"""

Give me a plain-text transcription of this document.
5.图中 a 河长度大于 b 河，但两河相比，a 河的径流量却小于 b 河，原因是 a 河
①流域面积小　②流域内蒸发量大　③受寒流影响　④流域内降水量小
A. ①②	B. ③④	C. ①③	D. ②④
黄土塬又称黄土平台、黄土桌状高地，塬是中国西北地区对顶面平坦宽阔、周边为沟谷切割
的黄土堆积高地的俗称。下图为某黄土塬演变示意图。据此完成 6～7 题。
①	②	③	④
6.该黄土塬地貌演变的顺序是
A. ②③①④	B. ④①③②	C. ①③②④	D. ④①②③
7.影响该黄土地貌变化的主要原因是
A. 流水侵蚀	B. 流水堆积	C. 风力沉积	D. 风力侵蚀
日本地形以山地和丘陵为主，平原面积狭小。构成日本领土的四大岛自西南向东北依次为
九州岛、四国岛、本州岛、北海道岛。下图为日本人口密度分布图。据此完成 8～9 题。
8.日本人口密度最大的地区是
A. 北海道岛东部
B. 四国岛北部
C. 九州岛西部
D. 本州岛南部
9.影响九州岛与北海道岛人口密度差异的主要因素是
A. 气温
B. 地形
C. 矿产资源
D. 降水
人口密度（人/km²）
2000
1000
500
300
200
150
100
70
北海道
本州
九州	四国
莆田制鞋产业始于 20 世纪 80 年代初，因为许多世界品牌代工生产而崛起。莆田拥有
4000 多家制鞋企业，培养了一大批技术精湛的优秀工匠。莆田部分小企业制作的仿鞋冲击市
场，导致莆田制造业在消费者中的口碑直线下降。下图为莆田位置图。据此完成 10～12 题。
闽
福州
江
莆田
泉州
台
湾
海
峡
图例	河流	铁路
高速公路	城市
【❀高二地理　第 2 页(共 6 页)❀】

"""

Return the material in full, exactly as shown.

Give me a plain-text transcription of this document.
5.图中 a 河长度大于 b 河，但两河相比，a 河的径流量却小于 b 河，原因是 a 河
①流域面积小　②流域内蒸发量大　③受寒流影响　④流域内降水量小
A. ①②	B. ③④	C. ①③	D. ②④
黄土塬又称黄土平台、黄土桌状高地，塬是中国西北地区对顶面平坦宽阔、周边为沟谷切割
的黄土堆积高地的俗称。下图为某黄土塬演变示意图。据此完成 6～7 题。
①	②	③	④
6.该黄土塬地貌演变的顺序是
A. ②③①④	B. ④①③②	C. ①③②④	D. ④①②③
7.影响该黄土地貌变化的主要原因是
A. 流水侵蚀	B. 流水堆积	C. 风力沉积	D. 风力侵蚀
日本地形以山地和丘陵为主，平原面积狭小。构成日本领土的四大岛自西南向东北依次为
九州岛、四国岛、本州岛、北海道岛。下图为日本人口密度分布图。据此完成 8～9 题。
8.日本人口密度最大的地区是
A. 北海道岛东部
B. 四国岛北部
C. 九州岛西部
D. 本州岛南部
9.影响九州岛与北海道岛人口密度差异的主要因素是
A. 气温
B. 地形
C. 矿产资源
D. 降水
人口密度（人/km²）
2000
1000
500
300
200
150
100
70
北海道
本州
九州	四国
莆田制鞋产业始于 20 世纪 80 年代初，因为许多世界品牌代工生产而崛起。莆田拥有
4000 多家制鞋企业，培养了一大批技术精湛的优秀工匠。莆田部分小企业制作的仿鞋冲击市
场，导致莆田制造业在消费者中的口碑直线下降。下图为莆田位置图。据此完成 10～12 题。
闽
福州
江
莆田
泉州
台
湾
海
峡
图例	河流	铁路
高速公路	城市
【❀高二地理　第 2 页(共 6 页)❀】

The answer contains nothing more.